#### MATERIAL PROVIDED ####

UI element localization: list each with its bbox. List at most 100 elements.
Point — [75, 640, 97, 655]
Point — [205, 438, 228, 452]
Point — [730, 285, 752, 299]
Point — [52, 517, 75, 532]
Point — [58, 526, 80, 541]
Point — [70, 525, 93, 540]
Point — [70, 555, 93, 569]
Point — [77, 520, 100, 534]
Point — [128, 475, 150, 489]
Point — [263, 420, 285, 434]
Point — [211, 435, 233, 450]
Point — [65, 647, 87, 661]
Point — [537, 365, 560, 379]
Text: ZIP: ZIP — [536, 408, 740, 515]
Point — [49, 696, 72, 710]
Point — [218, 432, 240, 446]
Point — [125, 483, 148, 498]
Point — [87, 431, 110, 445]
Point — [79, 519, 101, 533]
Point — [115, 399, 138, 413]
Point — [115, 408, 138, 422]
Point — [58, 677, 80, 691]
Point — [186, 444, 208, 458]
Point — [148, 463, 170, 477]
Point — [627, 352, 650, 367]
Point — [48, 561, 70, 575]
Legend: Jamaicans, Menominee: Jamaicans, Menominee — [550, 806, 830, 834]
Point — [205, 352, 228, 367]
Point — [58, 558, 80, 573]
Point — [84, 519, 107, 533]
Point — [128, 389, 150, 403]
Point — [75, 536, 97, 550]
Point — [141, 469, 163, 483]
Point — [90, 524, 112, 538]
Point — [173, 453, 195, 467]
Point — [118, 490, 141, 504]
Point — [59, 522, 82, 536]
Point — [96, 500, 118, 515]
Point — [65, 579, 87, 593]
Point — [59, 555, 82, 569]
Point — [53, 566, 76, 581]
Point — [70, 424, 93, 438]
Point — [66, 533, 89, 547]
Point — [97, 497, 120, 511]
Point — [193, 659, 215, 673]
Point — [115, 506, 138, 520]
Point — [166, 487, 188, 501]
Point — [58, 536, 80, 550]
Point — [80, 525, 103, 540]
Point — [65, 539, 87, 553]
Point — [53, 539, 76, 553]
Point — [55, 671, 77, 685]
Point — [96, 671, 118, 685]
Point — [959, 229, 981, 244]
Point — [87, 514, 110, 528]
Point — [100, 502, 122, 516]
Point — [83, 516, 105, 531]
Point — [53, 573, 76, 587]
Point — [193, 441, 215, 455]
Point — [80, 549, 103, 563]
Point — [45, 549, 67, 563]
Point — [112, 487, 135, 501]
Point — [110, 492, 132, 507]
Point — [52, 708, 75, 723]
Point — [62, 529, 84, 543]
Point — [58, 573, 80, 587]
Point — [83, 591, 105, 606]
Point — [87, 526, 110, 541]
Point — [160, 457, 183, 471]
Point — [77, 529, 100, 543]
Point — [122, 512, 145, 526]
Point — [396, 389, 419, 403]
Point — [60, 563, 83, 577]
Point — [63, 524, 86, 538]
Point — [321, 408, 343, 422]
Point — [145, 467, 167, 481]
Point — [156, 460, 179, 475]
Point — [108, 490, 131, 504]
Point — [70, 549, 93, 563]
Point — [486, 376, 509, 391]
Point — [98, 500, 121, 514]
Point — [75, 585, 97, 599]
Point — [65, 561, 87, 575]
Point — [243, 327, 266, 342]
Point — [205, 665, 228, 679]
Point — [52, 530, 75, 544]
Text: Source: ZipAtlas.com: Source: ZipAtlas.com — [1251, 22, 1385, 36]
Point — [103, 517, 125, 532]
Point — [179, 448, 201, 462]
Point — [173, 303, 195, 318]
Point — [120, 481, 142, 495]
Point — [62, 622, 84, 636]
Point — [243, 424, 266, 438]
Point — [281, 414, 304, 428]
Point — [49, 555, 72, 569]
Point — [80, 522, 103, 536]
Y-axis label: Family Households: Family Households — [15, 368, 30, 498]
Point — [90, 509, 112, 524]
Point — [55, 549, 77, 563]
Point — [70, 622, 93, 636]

####

Report every line of the material above that contains the string "Text", copying each such line in full.

Text: ZIP: ZIP — [536, 408, 740, 515]
Text: Source: ZipAtlas.com: Source: ZipAtlas.com — [1251, 22, 1385, 36]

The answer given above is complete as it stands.